"""

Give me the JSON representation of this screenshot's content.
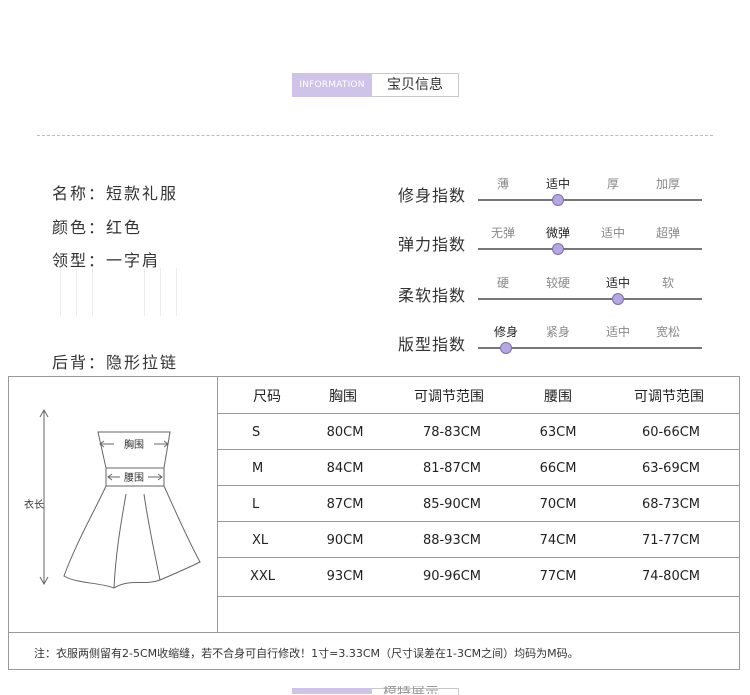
{
  "header": {
    "en": "INFORMATION",
    "cn": "宝贝信息"
  },
  "attributes": [
    {
      "label": "名称：",
      "value": "短款礼服"
    },
    {
      "label": "颜色：",
      "value": "红色"
    },
    {
      "label": "领型：",
      "value": "一字肩"
    },
    {
      "label": "后背：",
      "value": "隐形拉链"
    }
  ],
  "indexes": [
    {
      "label": "修身指数",
      "options": [
        "薄",
        "适中",
        "厚",
        "加厚"
      ],
      "selected": 1
    },
    {
      "label": "弹力指数",
      "options": [
        "无弹",
        "微弹",
        "适中",
        "超弹"
      ],
      "selected": 1
    },
    {
      "label": "柔软指数",
      "options": [
        "硬",
        "较硬",
        "适中",
        "软"
      ],
      "selected": 2
    },
    {
      "label": "版型指数",
      "options": [
        "修身",
        "紧身",
        "适中",
        "宽松"
      ],
      "selected": 0
    }
  ],
  "diagram": {
    "bust": "胸围",
    "waist": "腰围",
    "length": "衣长"
  },
  "colors": {
    "accent": "#cfc3ea",
    "knob": "#b6a7df"
  },
  "chart_data": {
    "type": "table",
    "columns": [
      "尺码",
      "胸围",
      "可调节范围",
      "腰围",
      "可调节范围"
    ],
    "rows": [
      [
        "S",
        "80CM",
        "78-83CM",
        "63CM",
        "60-66CM"
      ],
      [
        "M",
        "84CM",
        "81-87CM",
        "66CM",
        "63-69CM"
      ],
      [
        "L",
        "87CM",
        "85-90CM",
        "70CM",
        "68-73CM"
      ],
      [
        "XL",
        "90CM",
        "88-93CM",
        "74CM",
        "71-77CM"
      ],
      [
        "XXL",
        "93CM",
        "90-96CM",
        "77CM",
        "74-80CM"
      ]
    ]
  },
  "note": "注：衣服两侧留有2-5CM收缩缝，若不合身可自行修改！1寸=3.33CM（尺寸误差在1-3CM之间）均码为M码。",
  "next_header": {
    "cn": "模特展示"
  }
}
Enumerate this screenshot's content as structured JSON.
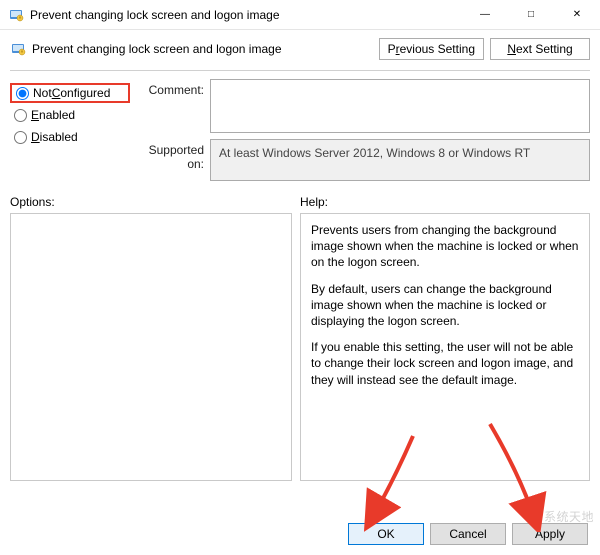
{
  "title": "Prevent changing lock screen and logon image",
  "window_controls": {
    "minimize": "—",
    "maximize": "□",
    "close": "✕"
  },
  "header": {
    "policy_title": "Prevent changing lock screen and logon image",
    "prev_btn_pre": "P",
    "prev_btn_ul": "r",
    "prev_btn_post": "evious Setting",
    "next_btn_pre": "",
    "next_btn_ul": "N",
    "next_btn_post": "ext Setting"
  },
  "state": {
    "not_configured_pre": "Not ",
    "not_configured_ul": "C",
    "not_configured_post": "onfigured",
    "enabled_ul": "E",
    "enabled_post": "nabled",
    "disabled_ul": "D",
    "disabled_post": "isabled",
    "selected": "not_configured"
  },
  "labels": {
    "comment": "Comment:",
    "supported": "Supported on:",
    "options": "Options:",
    "help": "Help:"
  },
  "comment_value": "",
  "supported_value": "At least Windows Server 2012, Windows 8 or Windows RT",
  "help": {
    "p1": "Prevents users from changing the background image shown when the machine is locked or when on the logon screen.",
    "p2": "By default, users can change the background image shown when the machine is locked or displaying the logon screen.",
    "p3": "If you enable this setting, the user will not be able to change their lock screen and logon image, and they will instead see the default image."
  },
  "footer": {
    "ok": "OK",
    "cancel": "Cancel",
    "apply": "Apply"
  },
  "watermark": "系统天地"
}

"""

Gather all lines from the records above in which "machine" appears.

    "p1": "Prevents users from changing the background image shown when the machine is locked or when on the logon screen.",
    "p2": "By default, users can change the background image shown when the machine is locked or displaying the logon screen.",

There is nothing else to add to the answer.